Your task is to repeat the listing exactly.

· · · · · · ·

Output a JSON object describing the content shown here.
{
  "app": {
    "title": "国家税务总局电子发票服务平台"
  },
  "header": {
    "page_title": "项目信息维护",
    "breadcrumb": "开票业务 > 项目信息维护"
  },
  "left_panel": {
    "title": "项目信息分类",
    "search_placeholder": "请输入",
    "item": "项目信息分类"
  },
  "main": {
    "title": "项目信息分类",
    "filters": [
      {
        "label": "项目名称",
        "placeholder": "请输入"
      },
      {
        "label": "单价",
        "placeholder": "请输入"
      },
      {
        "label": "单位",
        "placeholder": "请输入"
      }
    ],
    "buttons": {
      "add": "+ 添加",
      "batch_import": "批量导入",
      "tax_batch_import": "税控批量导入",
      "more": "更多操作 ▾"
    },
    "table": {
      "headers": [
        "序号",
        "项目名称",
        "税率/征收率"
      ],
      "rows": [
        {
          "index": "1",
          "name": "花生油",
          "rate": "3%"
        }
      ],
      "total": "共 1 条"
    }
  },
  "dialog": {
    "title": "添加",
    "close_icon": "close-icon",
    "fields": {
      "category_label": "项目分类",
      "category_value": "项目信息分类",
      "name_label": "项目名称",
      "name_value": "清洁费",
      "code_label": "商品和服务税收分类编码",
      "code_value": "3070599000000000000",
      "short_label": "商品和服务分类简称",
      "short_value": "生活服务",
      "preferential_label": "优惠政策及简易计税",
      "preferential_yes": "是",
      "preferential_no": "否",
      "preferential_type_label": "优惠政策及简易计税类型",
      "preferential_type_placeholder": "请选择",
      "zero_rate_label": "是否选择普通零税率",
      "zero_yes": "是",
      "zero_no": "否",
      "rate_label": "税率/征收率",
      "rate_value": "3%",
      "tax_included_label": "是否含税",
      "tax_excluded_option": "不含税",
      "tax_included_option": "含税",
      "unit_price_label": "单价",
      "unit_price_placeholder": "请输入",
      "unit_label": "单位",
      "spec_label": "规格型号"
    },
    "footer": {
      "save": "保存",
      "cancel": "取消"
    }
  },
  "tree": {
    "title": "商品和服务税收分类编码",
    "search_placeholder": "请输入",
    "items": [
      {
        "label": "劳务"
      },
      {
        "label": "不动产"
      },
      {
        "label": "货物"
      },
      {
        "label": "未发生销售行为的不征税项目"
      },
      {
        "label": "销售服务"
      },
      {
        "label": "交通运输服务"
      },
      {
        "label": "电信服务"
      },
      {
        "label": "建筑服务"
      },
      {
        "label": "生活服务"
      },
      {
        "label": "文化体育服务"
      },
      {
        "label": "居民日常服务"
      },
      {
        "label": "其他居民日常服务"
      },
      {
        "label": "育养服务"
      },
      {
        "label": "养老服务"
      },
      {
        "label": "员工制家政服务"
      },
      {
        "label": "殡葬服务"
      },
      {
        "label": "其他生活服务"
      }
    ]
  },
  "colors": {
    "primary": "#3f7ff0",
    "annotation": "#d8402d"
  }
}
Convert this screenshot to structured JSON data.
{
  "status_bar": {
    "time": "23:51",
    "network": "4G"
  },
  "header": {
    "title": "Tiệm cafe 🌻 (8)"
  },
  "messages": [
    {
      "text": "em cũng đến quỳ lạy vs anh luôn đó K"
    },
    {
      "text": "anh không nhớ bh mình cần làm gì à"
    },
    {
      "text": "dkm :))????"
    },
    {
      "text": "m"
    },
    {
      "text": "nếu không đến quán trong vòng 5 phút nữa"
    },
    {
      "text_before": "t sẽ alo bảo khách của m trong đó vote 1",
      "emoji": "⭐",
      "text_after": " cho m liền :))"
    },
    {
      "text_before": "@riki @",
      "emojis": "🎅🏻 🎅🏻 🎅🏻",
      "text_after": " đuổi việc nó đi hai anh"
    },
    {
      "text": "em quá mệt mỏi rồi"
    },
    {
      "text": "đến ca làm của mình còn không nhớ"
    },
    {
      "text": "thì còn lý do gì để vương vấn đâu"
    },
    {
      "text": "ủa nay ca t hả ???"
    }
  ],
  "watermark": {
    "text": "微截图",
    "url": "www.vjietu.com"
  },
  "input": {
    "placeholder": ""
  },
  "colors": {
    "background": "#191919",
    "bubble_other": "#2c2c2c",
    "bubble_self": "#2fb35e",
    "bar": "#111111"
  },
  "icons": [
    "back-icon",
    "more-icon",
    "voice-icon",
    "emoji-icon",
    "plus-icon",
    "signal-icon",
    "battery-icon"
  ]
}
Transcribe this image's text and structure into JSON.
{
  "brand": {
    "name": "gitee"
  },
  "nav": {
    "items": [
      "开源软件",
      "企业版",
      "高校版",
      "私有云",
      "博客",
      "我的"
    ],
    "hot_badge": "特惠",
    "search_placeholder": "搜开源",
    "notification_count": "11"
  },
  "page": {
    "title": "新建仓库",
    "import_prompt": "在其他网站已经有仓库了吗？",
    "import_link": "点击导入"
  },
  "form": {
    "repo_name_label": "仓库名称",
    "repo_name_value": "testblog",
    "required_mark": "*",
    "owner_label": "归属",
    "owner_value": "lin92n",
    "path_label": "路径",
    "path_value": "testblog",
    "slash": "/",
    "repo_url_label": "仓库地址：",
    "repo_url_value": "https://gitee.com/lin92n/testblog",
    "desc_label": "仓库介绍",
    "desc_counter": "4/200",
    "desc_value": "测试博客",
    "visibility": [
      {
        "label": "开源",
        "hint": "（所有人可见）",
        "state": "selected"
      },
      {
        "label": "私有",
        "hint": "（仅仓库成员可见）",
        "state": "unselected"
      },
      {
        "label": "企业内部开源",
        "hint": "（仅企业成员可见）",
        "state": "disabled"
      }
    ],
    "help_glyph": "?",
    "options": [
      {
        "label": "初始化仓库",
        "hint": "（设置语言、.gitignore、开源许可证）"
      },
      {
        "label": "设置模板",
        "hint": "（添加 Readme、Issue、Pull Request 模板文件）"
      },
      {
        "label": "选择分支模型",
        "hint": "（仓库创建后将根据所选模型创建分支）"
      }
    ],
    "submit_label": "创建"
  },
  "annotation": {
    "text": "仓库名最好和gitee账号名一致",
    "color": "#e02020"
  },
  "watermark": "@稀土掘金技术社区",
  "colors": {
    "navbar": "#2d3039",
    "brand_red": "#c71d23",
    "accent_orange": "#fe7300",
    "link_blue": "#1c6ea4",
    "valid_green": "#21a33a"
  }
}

· · · · · · ·

:: Solved problem ::
Output a JSON object describing the content shown here.
{
  "app": {
    "title": "国家税务总局电子发票服务平台"
  },
  "header": {
    "page_title": "项目信息维护",
    "breadcrumb": "开票业务 > 项目信息维护"
  },
  "left_panel": {
    "title": "项目信息分类",
    "search_placeholder": "请输入",
    "item": "项目信息分类"
  },
  "main": {
    "title": "项目信息分类",
    "filters": [
      {
        "label": "项目名称",
        "placeholder": "请输入"
      },
      {
        "label": "单价",
        "placeholder": "请输入"
      },
      {
        "label": "单位",
        "placeholder": "请输入"
      }
    ],
    "buttons": {
      "add": "+ 添加",
      "batch_import": "批量导入",
      "tax_batch_import": "税控批量导入",
      "more": "更多操作 ▾"
    },
    "table": {
      "headers": [
        "序号",
        "项目名称",
        "税率/征收率"
      ],
      "rows": [
        {
          "index": "1",
          "name": "花生油",
          "rate": "3%"
        }
      ],
      "total": "共 1 条"
    }
  },
  "dialog": {
    "title": "添加",
    "close_icon": "close-icon",
    "fields": {
      "category_label": "项目分类",
      "category_value": "项目信息分类",
      "name_label": "项目名称",
      "name_value": "清洁费",
      "code_label": "商品和服务税收分类编码",
      "code_value": "3070599000000000000",
      "short_label": "商品和服务分类简称",
      "short_value": "生活服务",
      "preferential_label": "优惠政策及简易计税",
      "preferential_yes": "是",
      "preferential_no": "否",
      "preferential_type_label": "优惠政策及简易计税类型",
      "preferential_type_placeholder": "请选择",
      "zero_rate_label": "是否选择普通零税率",
      "zero_yes": "是",
      "zero_no": "否",
      "rate_label": "税率/征收率",
      "rate_value": "3%",
      "tax_included_label": "是否含税",
      "tax_excluded_option": "不含税",
      "tax_included_option": "含税",
      "unit_price_label": "单价",
      "unit_price_placeholder": "请输入",
      "unit_label": "单位",
      "spec_label": "规格型号"
    },
    "footer": {
      "save": "保存",
      "cancel": "取消"
    }
  },
  "tree": {
    "title": "商品和服务税收分类编码",
    "search_placeholder": "请输入",
    "items": [
      {
        "label": "劳务"
      },
      {
        "label": "不动产"
      },
      {
        "label": "货物"
      },
      {
        "label": "未发生销售行为的不征税项目"
      },
      {
        "label": "销售服务"
      },
      {
        "label": "交通运输服务"
      },
      {
        "label": "电信服务"
      },
      {
        "label": "建筑服务"
      },
      {
        "label": "生活服务"
      },
      {
        "label": "文化体育服务"
      },
      {
        "label": "居民日常服务"
      },
      {
        "label": "其他居民日常服务"
      },
      {
        "label": "育养服务"
      },
      {
        "label": "养老服务"
      },
      {
        "label": "员工制家政服务"
      },
      {
        "label": "殡葬服务"
      },
      {
        "label": "其他生活服务"
      }
    ]
  },
  "colors": {
    "primary": "#3f7ff0",
    "annotation": "#d8402d"
  }
}
Convert this screenshot to structured JSON data.
{
  "status_bar": {
    "time": "23:51",
    "network": "4G"
  },
  "header": {
    "title": "Tiệm cafe 🌻 (8)"
  },
  "messages": [
    {
      "text": "em cũng đến quỳ lạy vs anh luôn đó K"
    },
    {
      "text": "anh không nhớ bh mình cần làm gì à"
    },
    {
      "text": "dkm :))????"
    },
    {
      "text": "m"
    },
    {
      "text": "nếu không đến quán trong vòng 5 phút nữa"
    },
    {
      "text_before": "t sẽ alo bảo khách của m trong đó vote 1",
      "emoji": "⭐",
      "text_after": " cho m liền :))"
    },
    {
      "text_before": "@riki @",
      "emojis": "🎅🏻 🎅🏻 🎅🏻",
      "text_after": " đuổi việc nó đi hai anh"
    },
    {
      "text": "em quá mệt mỏi rồi"
    },
    {
      "text": "đến ca làm của mình còn không nhớ"
    },
    {
      "text": "thì còn lý do gì để vương vấn đâu"
    },
    {
      "text": "ủa nay ca t hả ???"
    }
  ],
  "watermark": {
    "text": "微截图",
    "url": "www.vjietu.com"
  },
  "input": {
    "placeholder": ""
  },
  "colors": {
    "background": "#191919",
    "bubble_other": "#2c2c2c",
    "bubble_self": "#2fb35e",
    "bar": "#111111"
  },
  "icons": [
    "back-icon",
    "more-icon",
    "voice-icon",
    "emoji-icon",
    "plus-icon",
    "signal-icon",
    "battery-icon"
  ]
}
Transcribe this image's text and structure into JSON.
{
  "brand": {
    "name": "gitee"
  },
  "nav": {
    "items": [
      "开源软件",
      "企业版",
      "高校版",
      "私有云",
      "博客",
      "我的"
    ],
    "hot_badge": "特惠",
    "search_placeholder": "搜开源",
    "notification_count": "11"
  },
  "page": {
    "title": "新建仓库",
    "import_prompt": "在其他网站已经有仓库了吗？",
    "import_link": "点击导入"
  },
  "form": {
    "repo_name_label": "仓库名称",
    "repo_name_value": "testblog",
    "required_mark": "*",
    "owner_label": "归属",
    "owner_value": "lin92n",
    "path_label": "路径",
    "path_value": "testblog",
    "slash": "/",
    "repo_url_label": "仓库地址：",
    "repo_url_value": "https://gitee.com/lin92n/testblog",
    "desc_label": "仓库介绍",
    "desc_counter": "4/200",
    "desc_value": "测试博客",
    "visibility": [
      {
        "label": "开源",
        "hint": "（所有人可见）",
        "state": "selected"
      },
      {
        "label": "私有",
        "hint": "（仅仓库成员可见）",
        "state": "unselected"
      },
      {
        "label": "企业内部开源",
        "hint": "（仅企业成员可见）",
        "state": "disabled"
      }
    ],
    "help_glyph": "?",
    "options": [
      {
        "label": "初始化仓库",
        "hint": "（设置语言、.gitignore、开源许可证）"
      },
      {
        "label": "设置模板",
        "hint": "（添加 Readme、Issue、Pull Request 模板文件）"
      },
      {
        "label": "选择分支模型",
        "hint": "（仓库创建后将根据所选模型创建分支）"
      }
    ],
    "submit_label": "创建"
  },
  "annotation": {
    "text": "仓库名最好和gitee账号名一致",
    "color": "#e02020"
  },
  "watermark": "@稀土掘金技术社区",
  "colors": {
    "navbar": "#2d3039",
    "brand_red": "#c71d23",
    "accent_orange": "#fe7300",
    "link_blue": "#1c6ea4",
    "valid_green": "#21a33a"
  }
}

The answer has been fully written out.